Document excerpt
──────────────────────────────

Whether that intelligence counts as "human" is an even murkier topic, that will probably have to wait until we have the first clue of how to differentiate "human intelligence" from other forms. I'm not sure we know what should qualify as human intelligence, any definition would seem to either leave out too many humans, or not leave out enough non-humans.

It is not very productive to debate definitions, but it seems to me you offer definitions that are far beyond the usual meaning of everyday English words, such as "exists". If, however, you insist on such definitions, there is little left to discuss, as the questions we consider turn into tautologies.

──────────────────────────────

Recorded information
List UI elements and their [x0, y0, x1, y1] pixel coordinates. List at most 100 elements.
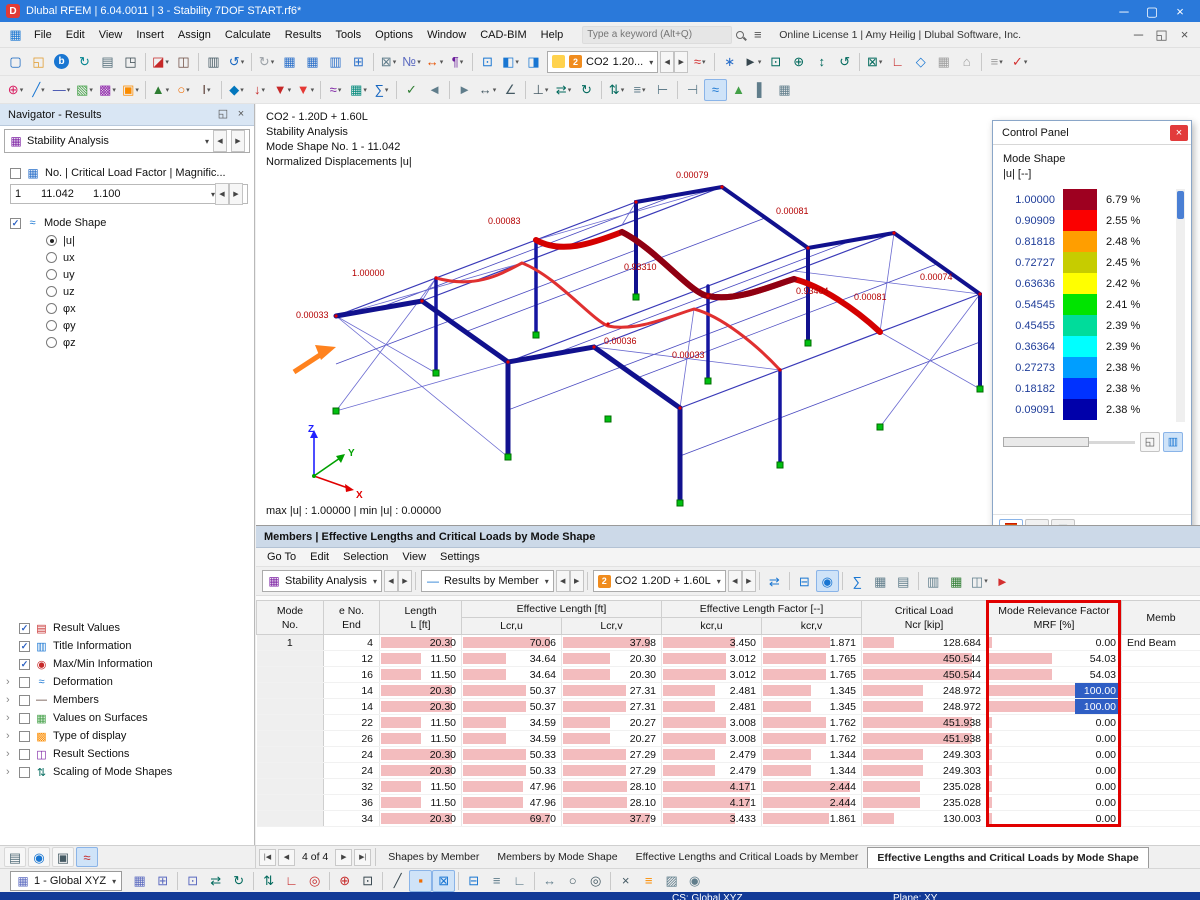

──────────────────────────────

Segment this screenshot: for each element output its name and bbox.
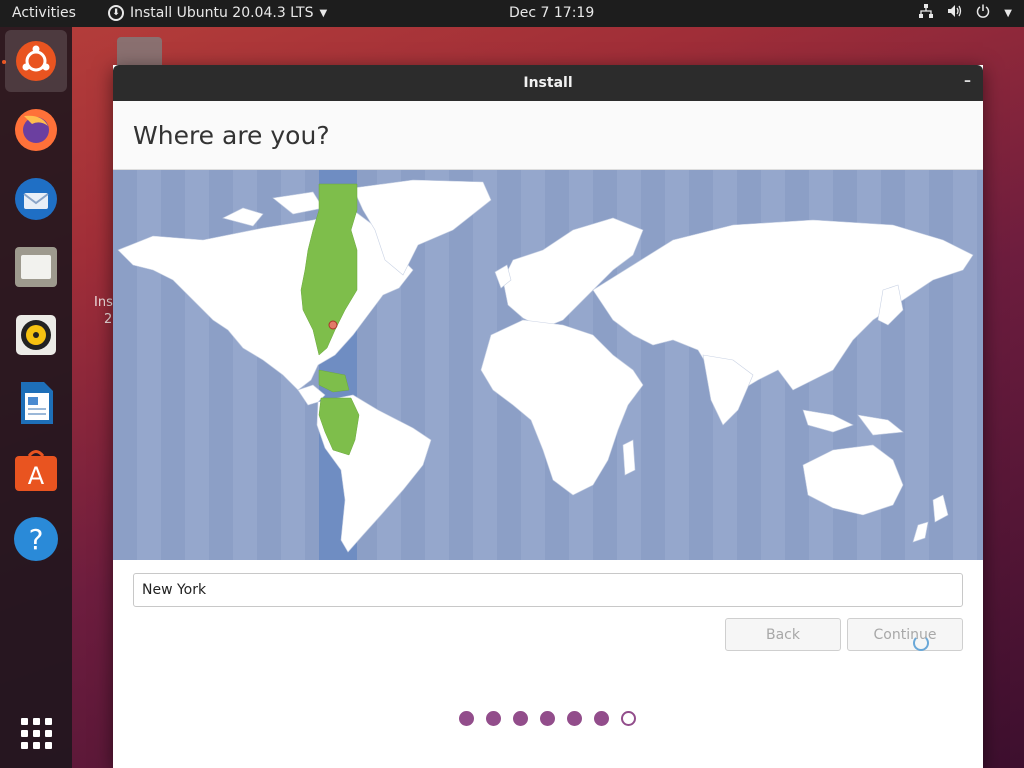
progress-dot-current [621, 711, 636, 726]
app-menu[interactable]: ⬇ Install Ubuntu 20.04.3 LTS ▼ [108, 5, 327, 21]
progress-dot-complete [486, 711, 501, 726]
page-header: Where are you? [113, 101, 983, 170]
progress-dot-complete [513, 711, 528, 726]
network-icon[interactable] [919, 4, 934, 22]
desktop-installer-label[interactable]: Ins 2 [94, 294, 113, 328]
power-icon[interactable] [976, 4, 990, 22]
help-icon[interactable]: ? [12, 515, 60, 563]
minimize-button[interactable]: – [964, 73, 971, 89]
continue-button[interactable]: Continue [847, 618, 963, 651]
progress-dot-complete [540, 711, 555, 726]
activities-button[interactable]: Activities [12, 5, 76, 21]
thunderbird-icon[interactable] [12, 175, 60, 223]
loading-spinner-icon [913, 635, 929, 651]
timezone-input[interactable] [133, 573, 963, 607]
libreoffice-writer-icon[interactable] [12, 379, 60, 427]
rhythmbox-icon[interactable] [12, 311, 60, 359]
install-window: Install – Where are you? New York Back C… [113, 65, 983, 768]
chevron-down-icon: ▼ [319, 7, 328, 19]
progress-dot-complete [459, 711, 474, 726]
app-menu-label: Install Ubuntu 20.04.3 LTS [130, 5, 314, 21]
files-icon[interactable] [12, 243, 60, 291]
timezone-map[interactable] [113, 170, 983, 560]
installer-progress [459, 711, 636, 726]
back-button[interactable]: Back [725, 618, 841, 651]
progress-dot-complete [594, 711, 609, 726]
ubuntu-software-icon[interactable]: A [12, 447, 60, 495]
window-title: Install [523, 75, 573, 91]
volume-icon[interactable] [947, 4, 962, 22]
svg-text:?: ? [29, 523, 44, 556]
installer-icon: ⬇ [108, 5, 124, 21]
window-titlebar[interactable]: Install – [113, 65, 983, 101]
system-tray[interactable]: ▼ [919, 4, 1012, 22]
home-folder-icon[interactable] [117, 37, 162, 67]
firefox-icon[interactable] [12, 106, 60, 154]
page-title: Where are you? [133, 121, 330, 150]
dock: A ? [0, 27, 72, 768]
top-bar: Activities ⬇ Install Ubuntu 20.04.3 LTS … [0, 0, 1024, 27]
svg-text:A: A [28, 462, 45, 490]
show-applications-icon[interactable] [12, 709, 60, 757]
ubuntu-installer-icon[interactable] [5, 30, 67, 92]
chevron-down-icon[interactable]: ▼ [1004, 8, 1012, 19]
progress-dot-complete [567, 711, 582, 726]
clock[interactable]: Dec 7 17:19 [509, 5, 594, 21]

──────────────────────────────

Task list
1. Answer these questions using the intelligence excerpt, one line each:
(a) What would any definition of human intelligence seem to do?
(b) Which everyday English word is offered as an example of one given a far broader meaning than usual?
(c) What do the questions under consideration turn into if such definitions are insisted on?
2. In the intelligence excerpt, why does the second paragraph say there is little left to discuss if the unusual definitions are insisted on? Answer in one to three sentences.

Task-by-task results
1.
(a) It would seem to either leave out too many humans or not leave out enough non-humans.
(b) "Exists."
(c) Tautologies.

2. Under such definitions, the questions being considered turn into tautologies. That leaves little to discuss.